Copy out each line that has "month" in it.

> Supplied information:

* START *

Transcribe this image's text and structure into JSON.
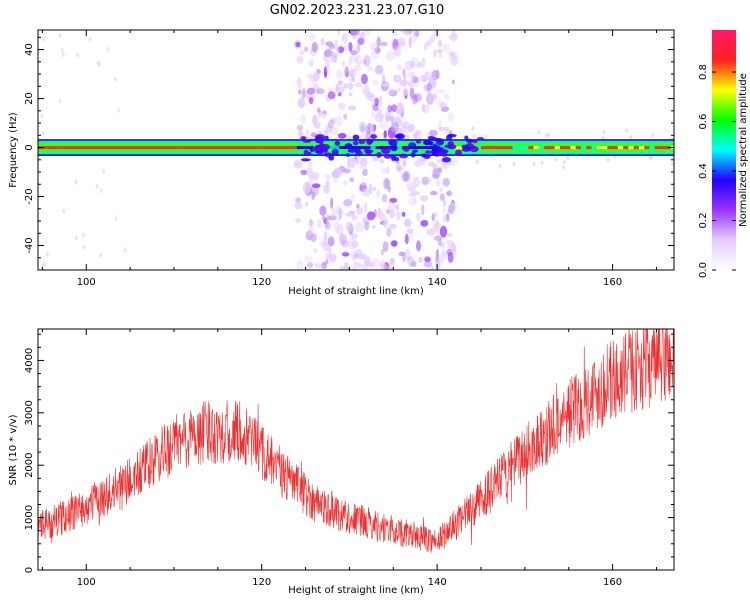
{
  "title": "GN02.2023.231.23.07.G10",
  "chart_data": [
    {
      "type": "heatmap",
      "xlabel": "Height of straight line (km)",
      "ylabel": "Frequency (Hz)",
      "xlim": [
        94.5,
        167
      ],
      "ylim": [
        -50,
        48
      ],
      "xticks": [
        100,
        120,
        140,
        160
      ],
      "yticks": [
        -40,
        -20,
        0,
        20,
        40
      ],
      "colorbar": {
        "label": "Normalized spectral amplitude",
        "range": [
          0,
          0.97
        ],
        "ticks": [
          0.0,
          0.2,
          0.4,
          0.6,
          0.8
        ]
      },
      "carrier_band_hz": [
        -3,
        3
      ],
      "scatter_region_km": [
        124,
        142
      ],
      "colormap": [
        "#ffffff",
        "#e6ccff",
        "#9933ff",
        "#2200ff",
        "#00ffff",
        "#00ff00",
        "#ffff00",
        "#ff2020",
        "#ff1a66"
      ]
    },
    {
      "type": "line",
      "xlabel": "Height of straight line (km)",
      "ylabel": "SNR (10 * v/v)",
      "xlim": [
        94.5,
        167
      ],
      "ylim": [
        0,
        4600
      ],
      "xticks": [
        100,
        120,
        140,
        160
      ],
      "yticks": [
        0,
        1000,
        2000,
        3000,
        4000
      ],
      "line_color": "#f03030",
      "trend_points": [
        [
          94.5,
          800
        ],
        [
          100,
          1200
        ],
        [
          105,
          1700
        ],
        [
          110,
          2400
        ],
        [
          114,
          2650
        ],
        [
          118,
          2600
        ],
        [
          122,
          1900
        ],
        [
          126,
          1300
        ],
        [
          130,
          1000
        ],
        [
          135,
          750
        ],
        [
          140,
          550
        ],
        [
          143,
          1000
        ],
        [
          147,
          1700
        ],
        [
          151,
          2400
        ],
        [
          155,
          3000
        ],
        [
          159,
          3500
        ],
        [
          163,
          3900
        ],
        [
          167,
          4050
        ]
      ]
    }
  ]
}
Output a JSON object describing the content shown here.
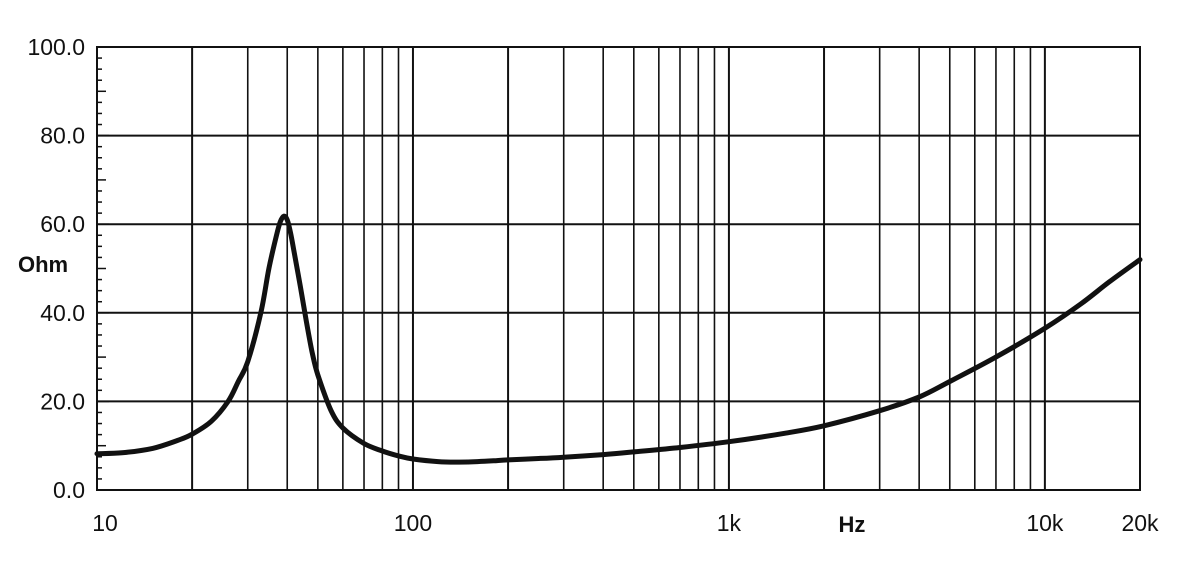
{
  "chart_data": {
    "type": "line",
    "title": "",
    "xlabel": "Hz",
    "ylabel": "Ohm",
    "x_scale": "log",
    "xlim": [
      10,
      20000
    ],
    "ylim": [
      0,
      100
    ],
    "grid": true,
    "x_ticks": [
      {
        "value": 10,
        "label": "10"
      },
      {
        "value": 100,
        "label": "100"
      },
      {
        "value": 1000,
        "label": "1k"
      },
      {
        "value": 10000,
        "label": "10k"
      },
      {
        "value": 20000,
        "label": "20k"
      }
    ],
    "y_ticks": [
      {
        "value": 0,
        "label": "0.0"
      },
      {
        "value": 20,
        "label": "20.0"
      },
      {
        "value": 40,
        "label": "40.0"
      },
      {
        "value": 60,
        "label": "60.0"
      },
      {
        "value": 80,
        "label": "80.0"
      },
      {
        "value": 100,
        "label": "100.0"
      }
    ],
    "series": [
      {
        "x": [
          10,
          12,
          15,
          18,
          20,
          23,
          26,
          28,
          30,
          33,
          35,
          37,
          38,
          39,
          40,
          41,
          42,
          44,
          46,
          48,
          50,
          55,
          60,
          70,
          80,
          90,
          100,
          120,
          140,
          160,
          180,
          200,
          250,
          300,
          400,
          500,
          700,
          1000,
          1500,
          2000,
          3000,
          4000,
          5000,
          7000,
          10000,
          13000,
          16000,
          20000
        ],
        "y": [
          8.2,
          8.4,
          9.4,
          11.2,
          12.6,
          15.5,
          20.0,
          24.5,
          29.0,
          40.0,
          50.0,
          57.5,
          60.5,
          61.8,
          61.0,
          58.0,
          54.0,
          46.0,
          38.0,
          31.0,
          26.0,
          18.0,
          14.0,
          10.5,
          8.8,
          7.7,
          7.0,
          6.4,
          6.3,
          6.4,
          6.6,
          6.8,
          7.1,
          7.4,
          8.0,
          8.6,
          9.6,
          10.9,
          12.8,
          14.5,
          17.9,
          21.0,
          24.5,
          30.0,
          36.5,
          42.0,
          47.0,
          52.0
        ]
      }
    ]
  }
}
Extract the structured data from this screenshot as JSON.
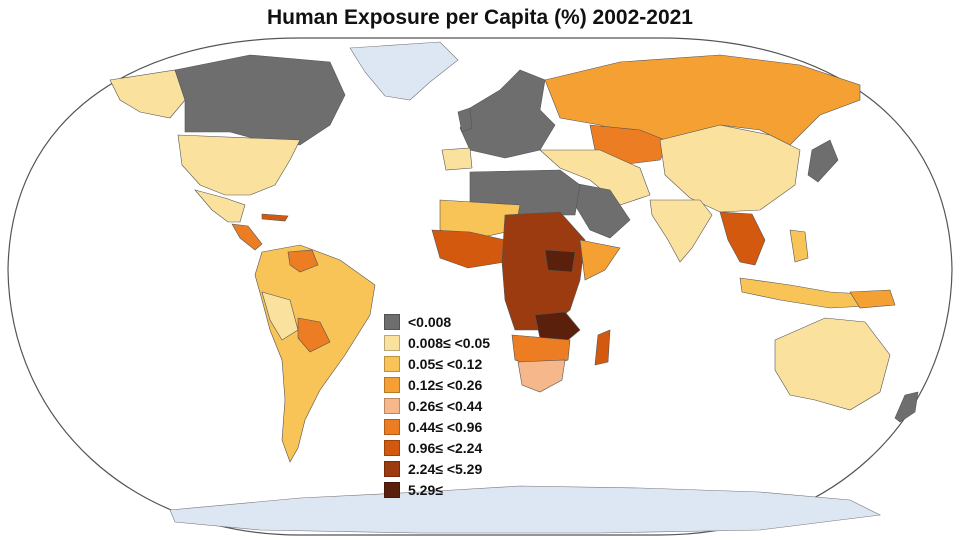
{
  "title": "Human Exposure per Capita (%) 2002-2021",
  "colors": {
    "ocean": "#ffffff",
    "ice": "#dde6f3",
    "outline": "#555555"
  },
  "legend": [
    {
      "label": "<0.008",
      "color": "#6e6e6e"
    },
    {
      "label": "0.008≤ <0.05",
      "color": "#fbe19e"
    },
    {
      "label": "0.05≤ <0.12",
      "color": "#f8c357"
    },
    {
      "label": "0.12≤ <0.26",
      "color": "#f5a032"
    },
    {
      "label": "0.26≤ <0.44",
      "color": "#f6b88a"
    },
    {
      "label": "0.44≤ <0.96",
      "color": "#ec7d22"
    },
    {
      "label": "0.96≤ <2.24",
      "color": "#d3590e"
    },
    {
      "label": "2.24≤ <5.29",
      "color": "#9c3a10"
    },
    {
      "label": "5.29≤",
      "color": "#5b200b"
    }
  ]
}
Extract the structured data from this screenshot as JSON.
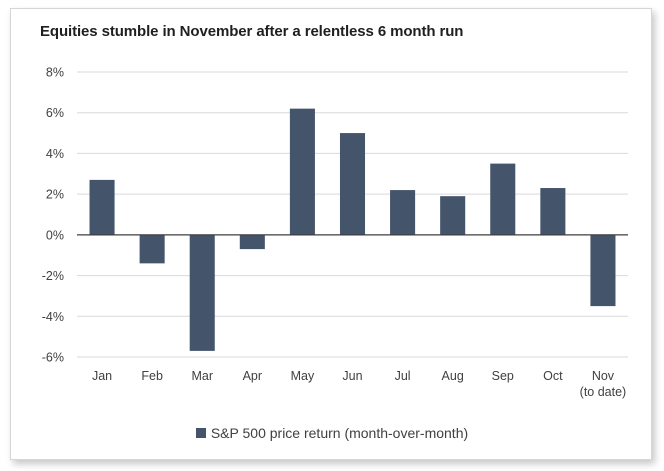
{
  "chart_data": {
    "type": "bar",
    "title": "Equities stumble in November after a relentless 6 month run",
    "categories": [
      "Jan",
      "Feb",
      "Mar",
      "Apr",
      "May",
      "Jun",
      "Jul",
      "Aug",
      "Sep",
      "Oct",
      "Nov"
    ],
    "category_sublabels": [
      "",
      "",
      "",
      "",
      "",
      "",
      "",
      "",
      "",
      "",
      "(to date)"
    ],
    "series": [
      {
        "name": "S&P 500 price return (month-over-month)",
        "values": [
          2.7,
          -1.4,
          -5.7,
          -0.7,
          6.2,
          5.0,
          2.2,
          1.9,
          3.5,
          2.3,
          -3.5
        ],
        "color": "#44546a"
      }
    ],
    "ylim": [
      -6,
      8
    ],
    "yticks": [
      8,
      6,
      4,
      2,
      0,
      -2,
      -4,
      -6
    ],
    "ytick_labels": [
      "8%",
      "6%",
      "4%",
      "2%",
      "0%",
      "-2%",
      "-4%",
      "-6%"
    ],
    "grid": true,
    "legend": "bottom",
    "gridline_color": "#d9d9d9",
    "axis_color": "#3f3f3f"
  }
}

* END *

> Completed exercise:
    "title": "Equities stumble in November after a relentless 6 month run",
        "name": "S&P 500 price return (month-over-month)",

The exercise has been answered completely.